THE RECORDS:
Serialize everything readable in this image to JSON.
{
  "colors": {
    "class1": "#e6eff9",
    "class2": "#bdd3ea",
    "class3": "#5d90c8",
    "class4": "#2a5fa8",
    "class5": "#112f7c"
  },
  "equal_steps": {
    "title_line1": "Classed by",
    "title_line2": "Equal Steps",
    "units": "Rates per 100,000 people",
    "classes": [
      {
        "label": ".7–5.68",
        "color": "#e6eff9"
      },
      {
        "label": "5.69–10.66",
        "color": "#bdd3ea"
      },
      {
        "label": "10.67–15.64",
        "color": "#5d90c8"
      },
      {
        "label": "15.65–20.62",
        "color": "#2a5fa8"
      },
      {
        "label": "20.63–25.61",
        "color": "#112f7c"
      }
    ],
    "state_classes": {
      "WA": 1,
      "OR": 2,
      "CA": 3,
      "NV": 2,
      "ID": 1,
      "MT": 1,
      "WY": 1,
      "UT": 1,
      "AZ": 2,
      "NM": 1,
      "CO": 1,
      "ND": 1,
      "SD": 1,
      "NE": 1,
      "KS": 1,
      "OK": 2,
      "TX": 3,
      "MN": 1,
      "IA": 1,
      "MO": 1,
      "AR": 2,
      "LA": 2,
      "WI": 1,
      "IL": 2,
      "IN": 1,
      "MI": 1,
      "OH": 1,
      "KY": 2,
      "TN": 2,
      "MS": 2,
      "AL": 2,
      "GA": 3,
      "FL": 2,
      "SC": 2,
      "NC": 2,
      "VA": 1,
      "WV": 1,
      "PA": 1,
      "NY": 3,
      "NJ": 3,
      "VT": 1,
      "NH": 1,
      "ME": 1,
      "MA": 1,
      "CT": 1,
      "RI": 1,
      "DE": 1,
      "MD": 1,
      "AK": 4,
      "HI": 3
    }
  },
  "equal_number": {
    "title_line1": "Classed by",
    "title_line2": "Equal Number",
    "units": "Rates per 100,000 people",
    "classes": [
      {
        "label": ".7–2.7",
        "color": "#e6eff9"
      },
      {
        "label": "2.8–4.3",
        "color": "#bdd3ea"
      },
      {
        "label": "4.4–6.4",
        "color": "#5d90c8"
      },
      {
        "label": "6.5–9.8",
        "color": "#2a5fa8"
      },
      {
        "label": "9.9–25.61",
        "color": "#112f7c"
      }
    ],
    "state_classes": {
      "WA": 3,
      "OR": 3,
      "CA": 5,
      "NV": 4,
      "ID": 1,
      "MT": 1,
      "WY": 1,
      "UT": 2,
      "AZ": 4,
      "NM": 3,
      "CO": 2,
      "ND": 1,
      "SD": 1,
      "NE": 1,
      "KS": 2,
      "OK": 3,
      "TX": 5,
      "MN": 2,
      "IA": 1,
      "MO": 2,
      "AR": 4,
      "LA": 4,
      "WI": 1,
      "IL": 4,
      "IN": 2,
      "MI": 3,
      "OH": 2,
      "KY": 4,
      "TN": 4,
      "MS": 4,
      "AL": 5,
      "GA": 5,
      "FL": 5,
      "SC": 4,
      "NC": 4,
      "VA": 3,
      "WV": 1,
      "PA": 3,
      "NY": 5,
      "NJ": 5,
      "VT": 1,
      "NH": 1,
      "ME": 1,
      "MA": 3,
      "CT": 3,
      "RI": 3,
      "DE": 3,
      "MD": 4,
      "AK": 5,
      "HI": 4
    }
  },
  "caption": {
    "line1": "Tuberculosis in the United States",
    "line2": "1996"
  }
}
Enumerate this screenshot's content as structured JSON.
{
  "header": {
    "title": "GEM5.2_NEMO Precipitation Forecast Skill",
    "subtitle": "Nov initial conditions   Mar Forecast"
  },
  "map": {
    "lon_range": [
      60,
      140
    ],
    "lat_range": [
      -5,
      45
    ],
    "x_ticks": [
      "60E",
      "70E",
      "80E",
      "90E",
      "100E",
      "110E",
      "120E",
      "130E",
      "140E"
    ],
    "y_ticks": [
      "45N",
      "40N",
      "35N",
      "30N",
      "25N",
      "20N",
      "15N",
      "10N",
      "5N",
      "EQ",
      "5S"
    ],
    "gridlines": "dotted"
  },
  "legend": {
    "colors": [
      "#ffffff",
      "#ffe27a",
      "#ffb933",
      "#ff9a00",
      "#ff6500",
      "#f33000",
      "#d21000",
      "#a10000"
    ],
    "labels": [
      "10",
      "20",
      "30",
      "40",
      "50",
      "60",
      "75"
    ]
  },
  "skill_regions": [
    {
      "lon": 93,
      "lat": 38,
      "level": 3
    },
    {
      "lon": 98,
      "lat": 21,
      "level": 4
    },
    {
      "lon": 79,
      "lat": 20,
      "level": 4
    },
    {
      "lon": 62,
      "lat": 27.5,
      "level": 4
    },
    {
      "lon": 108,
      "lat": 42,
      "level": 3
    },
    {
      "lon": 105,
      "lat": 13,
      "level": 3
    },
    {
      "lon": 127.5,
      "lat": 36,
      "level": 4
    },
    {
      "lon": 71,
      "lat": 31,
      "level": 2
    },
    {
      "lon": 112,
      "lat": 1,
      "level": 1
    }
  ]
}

INSTRUCTIONS FOR THE TASK: Filter lines by "this" and return each hit.

TASK RESULT:
Serialize everything readable in this image to JSON.
Enumerate this screenshot's content as structured JSON.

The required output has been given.